=== Da fare ===
Trascrivi tali e quali le righe dall'inizio fino a quella che contiene "tb-lit-label: Лит. — [641, 430, 666, 436]", compresa quest'ultima.

Righe di annotazione con coordinate

----------------------------------------

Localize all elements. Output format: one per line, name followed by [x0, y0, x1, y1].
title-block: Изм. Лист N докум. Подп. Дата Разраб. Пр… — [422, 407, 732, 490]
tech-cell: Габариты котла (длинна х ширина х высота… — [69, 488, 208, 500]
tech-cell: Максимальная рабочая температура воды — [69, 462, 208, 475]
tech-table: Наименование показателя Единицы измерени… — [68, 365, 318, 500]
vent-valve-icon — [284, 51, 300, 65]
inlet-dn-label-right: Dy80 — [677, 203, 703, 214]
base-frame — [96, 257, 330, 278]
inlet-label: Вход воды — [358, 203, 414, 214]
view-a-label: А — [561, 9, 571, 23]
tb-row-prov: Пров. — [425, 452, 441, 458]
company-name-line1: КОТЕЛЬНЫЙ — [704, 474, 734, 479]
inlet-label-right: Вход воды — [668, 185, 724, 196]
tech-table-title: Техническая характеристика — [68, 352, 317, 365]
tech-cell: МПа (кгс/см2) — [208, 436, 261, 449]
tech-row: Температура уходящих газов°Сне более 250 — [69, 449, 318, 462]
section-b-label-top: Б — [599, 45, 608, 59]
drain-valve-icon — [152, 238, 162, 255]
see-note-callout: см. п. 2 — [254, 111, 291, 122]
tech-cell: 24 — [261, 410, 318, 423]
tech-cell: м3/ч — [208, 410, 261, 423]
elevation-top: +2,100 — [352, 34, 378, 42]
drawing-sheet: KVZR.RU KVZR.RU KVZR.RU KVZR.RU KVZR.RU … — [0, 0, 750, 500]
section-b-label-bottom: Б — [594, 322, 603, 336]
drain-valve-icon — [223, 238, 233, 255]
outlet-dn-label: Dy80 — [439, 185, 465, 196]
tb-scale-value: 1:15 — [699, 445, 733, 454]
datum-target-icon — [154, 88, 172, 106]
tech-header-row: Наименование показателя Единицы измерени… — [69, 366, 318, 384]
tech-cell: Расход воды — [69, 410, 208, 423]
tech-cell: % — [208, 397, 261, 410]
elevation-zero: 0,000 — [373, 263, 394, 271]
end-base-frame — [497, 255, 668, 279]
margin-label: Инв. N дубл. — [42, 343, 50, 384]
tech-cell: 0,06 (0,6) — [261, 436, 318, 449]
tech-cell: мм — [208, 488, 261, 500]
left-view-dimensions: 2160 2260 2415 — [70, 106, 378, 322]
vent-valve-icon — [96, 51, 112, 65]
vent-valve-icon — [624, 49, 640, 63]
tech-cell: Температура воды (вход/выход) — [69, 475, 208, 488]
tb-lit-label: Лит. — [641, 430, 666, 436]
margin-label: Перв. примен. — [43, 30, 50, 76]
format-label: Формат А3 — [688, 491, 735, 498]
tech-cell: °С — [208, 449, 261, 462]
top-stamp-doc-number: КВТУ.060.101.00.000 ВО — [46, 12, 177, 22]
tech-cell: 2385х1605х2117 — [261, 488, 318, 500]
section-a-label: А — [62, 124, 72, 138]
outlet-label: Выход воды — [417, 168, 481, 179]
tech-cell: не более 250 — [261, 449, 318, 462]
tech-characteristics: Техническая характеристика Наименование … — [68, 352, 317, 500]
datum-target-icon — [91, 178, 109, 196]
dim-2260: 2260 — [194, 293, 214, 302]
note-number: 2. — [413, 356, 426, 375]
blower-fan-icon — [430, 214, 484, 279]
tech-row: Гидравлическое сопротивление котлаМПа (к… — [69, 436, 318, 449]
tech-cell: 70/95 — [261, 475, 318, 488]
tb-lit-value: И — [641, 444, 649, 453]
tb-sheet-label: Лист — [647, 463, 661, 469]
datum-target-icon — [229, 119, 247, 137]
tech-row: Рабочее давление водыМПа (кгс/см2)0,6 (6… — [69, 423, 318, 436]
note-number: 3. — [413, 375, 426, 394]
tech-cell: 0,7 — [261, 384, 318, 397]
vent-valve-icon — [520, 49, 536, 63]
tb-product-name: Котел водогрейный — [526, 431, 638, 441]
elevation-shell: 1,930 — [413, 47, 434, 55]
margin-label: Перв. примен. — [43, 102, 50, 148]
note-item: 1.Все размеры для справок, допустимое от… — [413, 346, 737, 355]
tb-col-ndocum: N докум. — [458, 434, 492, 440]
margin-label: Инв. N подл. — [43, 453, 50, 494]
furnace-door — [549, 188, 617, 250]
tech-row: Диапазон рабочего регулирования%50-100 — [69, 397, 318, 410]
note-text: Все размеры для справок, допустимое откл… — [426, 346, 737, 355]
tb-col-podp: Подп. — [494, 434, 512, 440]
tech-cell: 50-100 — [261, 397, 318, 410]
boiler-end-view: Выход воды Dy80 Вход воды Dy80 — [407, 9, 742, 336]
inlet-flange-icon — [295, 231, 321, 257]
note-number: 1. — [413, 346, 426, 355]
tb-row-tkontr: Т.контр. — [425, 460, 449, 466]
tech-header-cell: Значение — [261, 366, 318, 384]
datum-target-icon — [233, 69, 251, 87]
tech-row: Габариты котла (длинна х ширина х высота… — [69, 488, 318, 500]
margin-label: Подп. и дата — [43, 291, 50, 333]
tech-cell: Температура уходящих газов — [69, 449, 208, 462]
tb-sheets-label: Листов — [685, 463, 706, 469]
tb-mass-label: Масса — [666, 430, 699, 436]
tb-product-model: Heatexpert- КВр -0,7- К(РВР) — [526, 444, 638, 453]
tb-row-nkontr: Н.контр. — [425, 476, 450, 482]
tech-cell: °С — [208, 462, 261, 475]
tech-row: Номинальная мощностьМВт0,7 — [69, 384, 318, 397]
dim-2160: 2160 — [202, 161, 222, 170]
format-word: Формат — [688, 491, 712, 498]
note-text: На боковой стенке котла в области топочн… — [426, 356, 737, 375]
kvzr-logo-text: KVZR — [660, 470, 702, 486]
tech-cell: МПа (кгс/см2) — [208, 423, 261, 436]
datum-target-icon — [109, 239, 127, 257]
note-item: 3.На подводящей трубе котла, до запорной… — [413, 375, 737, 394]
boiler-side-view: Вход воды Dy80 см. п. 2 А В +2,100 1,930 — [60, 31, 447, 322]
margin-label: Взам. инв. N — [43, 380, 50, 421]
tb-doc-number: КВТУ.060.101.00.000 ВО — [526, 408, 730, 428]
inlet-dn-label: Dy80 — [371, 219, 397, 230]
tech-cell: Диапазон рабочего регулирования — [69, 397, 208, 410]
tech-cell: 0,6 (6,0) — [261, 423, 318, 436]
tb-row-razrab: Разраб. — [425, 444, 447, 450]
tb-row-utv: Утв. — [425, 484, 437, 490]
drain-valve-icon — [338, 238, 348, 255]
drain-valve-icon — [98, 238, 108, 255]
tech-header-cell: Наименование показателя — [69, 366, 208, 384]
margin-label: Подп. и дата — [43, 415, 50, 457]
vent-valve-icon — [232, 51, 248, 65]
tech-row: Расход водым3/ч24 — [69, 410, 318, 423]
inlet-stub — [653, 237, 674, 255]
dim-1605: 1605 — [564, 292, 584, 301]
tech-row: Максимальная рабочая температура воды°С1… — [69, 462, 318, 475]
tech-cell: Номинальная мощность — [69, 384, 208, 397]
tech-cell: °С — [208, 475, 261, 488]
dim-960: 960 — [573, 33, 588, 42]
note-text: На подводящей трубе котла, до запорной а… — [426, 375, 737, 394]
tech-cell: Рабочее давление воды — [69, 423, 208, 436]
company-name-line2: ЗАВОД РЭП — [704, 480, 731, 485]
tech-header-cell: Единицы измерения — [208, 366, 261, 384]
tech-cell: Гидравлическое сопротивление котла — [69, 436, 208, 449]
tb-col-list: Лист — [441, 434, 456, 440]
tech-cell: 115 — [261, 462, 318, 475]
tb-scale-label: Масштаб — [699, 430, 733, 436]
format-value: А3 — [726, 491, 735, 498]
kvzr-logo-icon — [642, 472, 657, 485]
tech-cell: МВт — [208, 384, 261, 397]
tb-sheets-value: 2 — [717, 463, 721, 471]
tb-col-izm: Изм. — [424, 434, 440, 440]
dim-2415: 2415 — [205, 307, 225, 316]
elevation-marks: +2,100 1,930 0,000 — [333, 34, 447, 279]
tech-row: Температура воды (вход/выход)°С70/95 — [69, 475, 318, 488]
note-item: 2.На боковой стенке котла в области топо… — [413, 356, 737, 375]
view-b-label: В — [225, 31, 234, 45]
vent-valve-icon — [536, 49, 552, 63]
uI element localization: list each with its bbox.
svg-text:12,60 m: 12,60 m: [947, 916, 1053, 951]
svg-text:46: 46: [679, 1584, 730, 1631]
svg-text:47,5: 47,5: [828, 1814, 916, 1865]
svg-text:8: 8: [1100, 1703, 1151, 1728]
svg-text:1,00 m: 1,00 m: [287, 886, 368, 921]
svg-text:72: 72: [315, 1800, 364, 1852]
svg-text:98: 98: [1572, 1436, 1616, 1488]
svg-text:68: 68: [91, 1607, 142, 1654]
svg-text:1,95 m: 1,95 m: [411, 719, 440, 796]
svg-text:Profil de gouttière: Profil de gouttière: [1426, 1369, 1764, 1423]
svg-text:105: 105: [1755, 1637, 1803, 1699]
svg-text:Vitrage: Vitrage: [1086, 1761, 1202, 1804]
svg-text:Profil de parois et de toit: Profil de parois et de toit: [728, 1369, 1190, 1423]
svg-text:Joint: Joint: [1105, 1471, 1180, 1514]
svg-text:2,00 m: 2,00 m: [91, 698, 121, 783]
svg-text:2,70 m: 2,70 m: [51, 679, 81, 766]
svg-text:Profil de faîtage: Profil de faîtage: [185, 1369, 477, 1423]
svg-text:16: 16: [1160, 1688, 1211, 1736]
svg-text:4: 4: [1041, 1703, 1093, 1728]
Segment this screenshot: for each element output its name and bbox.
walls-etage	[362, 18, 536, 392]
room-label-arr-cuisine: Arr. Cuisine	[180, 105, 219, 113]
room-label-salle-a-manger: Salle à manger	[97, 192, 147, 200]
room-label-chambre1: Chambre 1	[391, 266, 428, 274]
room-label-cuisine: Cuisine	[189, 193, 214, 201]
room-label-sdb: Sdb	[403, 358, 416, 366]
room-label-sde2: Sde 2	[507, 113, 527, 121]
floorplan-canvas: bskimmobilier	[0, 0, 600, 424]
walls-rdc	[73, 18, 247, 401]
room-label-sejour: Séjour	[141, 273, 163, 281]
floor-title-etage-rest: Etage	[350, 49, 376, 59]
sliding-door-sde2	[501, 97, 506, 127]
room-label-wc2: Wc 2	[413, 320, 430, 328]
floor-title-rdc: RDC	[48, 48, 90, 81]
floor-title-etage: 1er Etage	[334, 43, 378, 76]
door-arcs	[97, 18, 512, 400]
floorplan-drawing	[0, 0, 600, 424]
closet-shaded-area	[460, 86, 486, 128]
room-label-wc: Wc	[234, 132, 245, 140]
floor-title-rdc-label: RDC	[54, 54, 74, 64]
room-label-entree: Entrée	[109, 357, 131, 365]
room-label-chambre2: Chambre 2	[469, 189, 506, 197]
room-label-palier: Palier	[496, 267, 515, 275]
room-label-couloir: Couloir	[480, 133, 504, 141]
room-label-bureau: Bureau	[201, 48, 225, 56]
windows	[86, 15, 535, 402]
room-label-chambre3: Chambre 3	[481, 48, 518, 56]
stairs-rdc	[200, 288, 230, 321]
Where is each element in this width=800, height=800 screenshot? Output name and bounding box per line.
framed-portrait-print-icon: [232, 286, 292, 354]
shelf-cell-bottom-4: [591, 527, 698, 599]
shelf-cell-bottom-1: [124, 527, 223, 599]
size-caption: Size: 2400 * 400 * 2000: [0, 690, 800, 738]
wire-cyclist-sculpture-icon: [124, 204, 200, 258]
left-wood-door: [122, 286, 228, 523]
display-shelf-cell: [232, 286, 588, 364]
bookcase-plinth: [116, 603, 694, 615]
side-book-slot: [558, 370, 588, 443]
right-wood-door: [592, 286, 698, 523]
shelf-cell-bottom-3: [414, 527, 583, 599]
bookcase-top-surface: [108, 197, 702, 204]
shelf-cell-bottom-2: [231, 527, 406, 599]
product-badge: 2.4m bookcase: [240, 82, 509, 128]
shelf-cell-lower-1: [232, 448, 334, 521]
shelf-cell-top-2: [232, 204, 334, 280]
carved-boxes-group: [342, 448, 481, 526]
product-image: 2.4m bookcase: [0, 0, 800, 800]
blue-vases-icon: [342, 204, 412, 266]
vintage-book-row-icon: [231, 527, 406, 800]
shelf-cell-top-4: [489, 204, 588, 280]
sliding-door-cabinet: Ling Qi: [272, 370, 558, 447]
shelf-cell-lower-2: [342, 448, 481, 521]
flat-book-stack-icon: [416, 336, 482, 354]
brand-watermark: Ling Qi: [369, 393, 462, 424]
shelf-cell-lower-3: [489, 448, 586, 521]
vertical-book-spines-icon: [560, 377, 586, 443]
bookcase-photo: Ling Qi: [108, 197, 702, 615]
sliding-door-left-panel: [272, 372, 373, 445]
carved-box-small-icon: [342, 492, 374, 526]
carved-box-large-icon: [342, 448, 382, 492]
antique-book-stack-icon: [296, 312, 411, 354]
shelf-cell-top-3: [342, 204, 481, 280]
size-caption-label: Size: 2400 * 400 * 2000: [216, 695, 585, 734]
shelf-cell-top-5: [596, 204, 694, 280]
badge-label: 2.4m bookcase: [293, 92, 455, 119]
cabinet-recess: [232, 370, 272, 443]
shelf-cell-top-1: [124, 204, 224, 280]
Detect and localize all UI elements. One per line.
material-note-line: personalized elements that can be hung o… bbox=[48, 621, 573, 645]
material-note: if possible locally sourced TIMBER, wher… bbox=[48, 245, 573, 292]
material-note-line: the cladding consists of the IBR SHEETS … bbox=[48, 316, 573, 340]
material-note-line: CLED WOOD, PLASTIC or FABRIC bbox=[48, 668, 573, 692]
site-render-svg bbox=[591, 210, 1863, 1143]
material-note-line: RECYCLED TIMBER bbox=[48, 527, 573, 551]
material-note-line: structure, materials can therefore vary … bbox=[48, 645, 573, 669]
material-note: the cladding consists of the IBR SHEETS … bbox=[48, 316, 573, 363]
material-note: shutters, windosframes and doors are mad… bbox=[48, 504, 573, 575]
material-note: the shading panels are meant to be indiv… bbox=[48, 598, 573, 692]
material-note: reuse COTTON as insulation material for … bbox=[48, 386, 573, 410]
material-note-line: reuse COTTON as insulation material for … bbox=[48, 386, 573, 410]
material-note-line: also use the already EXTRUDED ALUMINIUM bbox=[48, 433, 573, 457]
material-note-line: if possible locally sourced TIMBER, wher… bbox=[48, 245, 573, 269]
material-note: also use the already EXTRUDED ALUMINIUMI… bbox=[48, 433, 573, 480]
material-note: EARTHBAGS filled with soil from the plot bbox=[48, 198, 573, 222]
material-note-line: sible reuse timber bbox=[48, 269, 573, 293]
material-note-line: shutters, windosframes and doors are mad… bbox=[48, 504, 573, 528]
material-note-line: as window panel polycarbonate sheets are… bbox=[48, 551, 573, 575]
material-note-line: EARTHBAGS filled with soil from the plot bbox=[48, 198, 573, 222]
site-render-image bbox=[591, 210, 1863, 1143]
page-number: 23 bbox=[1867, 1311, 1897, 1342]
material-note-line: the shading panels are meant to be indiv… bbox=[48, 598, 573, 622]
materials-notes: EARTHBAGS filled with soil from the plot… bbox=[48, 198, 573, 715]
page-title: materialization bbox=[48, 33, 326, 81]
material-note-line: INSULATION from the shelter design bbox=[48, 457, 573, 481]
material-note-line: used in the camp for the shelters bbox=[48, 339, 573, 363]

----------------------------------------

=== Risultato esercizio ===
Localize all elements. Output format: one per line, name followed by [x0, y0, x1, y1].
title-block: Изм. Лист N докум. Подп. Дата Разраб. Пр… — [422, 407, 732, 490]
tech-cell: Габариты котла (длинна х ширина х высота… — [69, 488, 208, 500]
tech-cell: Максимальная рабочая температура воды — [69, 462, 208, 475]
tech-table: Наименование показателя Единицы измерени… — [68, 365, 318, 500]
vent-valve-icon — [284, 51, 300, 65]
inlet-dn-label-right: Dy80 — [677, 203, 703, 214]
base-frame — [96, 257, 330, 278]
inlet-label: Вход воды — [358, 203, 414, 214]
view-a-label: А — [561, 9, 571, 23]
tb-row-prov: Пров. — [425, 452, 441, 458]
company-name-line1: КОТЕЛЬНЫЙ — [704, 474, 734, 479]
inlet-label-right: Вход воды — [668, 185, 724, 196]
tech-table-title: Техническая характеристика — [68, 352, 317, 365]
tech-cell: МПа (кгс/см2) — [208, 436, 261, 449]
tech-row: Температура уходящих газов°Сне более 250 — [69, 449, 318, 462]
section-b-label-top: Б — [599, 45, 608, 59]
drain-valve-icon — [152, 238, 162, 255]
see-note-callout: см. п. 2 — [254, 111, 291, 122]
tech-cell: 24 — [261, 410, 318, 423]
tech-cell: м3/ч — [208, 410, 261, 423]
elevation-top: +2,100 — [352, 34, 378, 42]
drawing-sheet: KVZR.RU KVZR.RU KVZR.RU KVZR.RU KVZR.RU … — [0, 0, 750, 500]
section-b-label-bottom: Б — [594, 322, 603, 336]
drain-valve-icon — [223, 238, 233, 255]
outlet-dn-label: Dy80 — [439, 185, 465, 196]
tb-scale-value: 1:15 — [699, 445, 733, 454]
datum-target-icon — [154, 88, 172, 106]
tech-header-row: Наименование показателя Единицы измерени… — [69, 366, 318, 384]
tech-cell: Расход воды — [69, 410, 208, 423]
tech-cell: % — [208, 397, 261, 410]
elevation-zero: 0,000 — [373, 263, 394, 271]
end-base-frame — [497, 255, 668, 279]
margin-label: Инв. N дубл. — [42, 343, 50, 384]
tech-cell: 0,06 (0,6) — [261, 436, 318, 449]
tech-cell: мм — [208, 488, 261, 500]
left-view-dimensions: 2160 2260 2415 — [70, 106, 378, 322]
vent-valve-icon — [96, 51, 112, 65]
vent-valve-icon — [624, 49, 640, 63]
tech-cell: Температура воды (вход/выход) — [69, 475, 208, 488]
tb-lit-label: Лит. — [641, 430, 666, 436]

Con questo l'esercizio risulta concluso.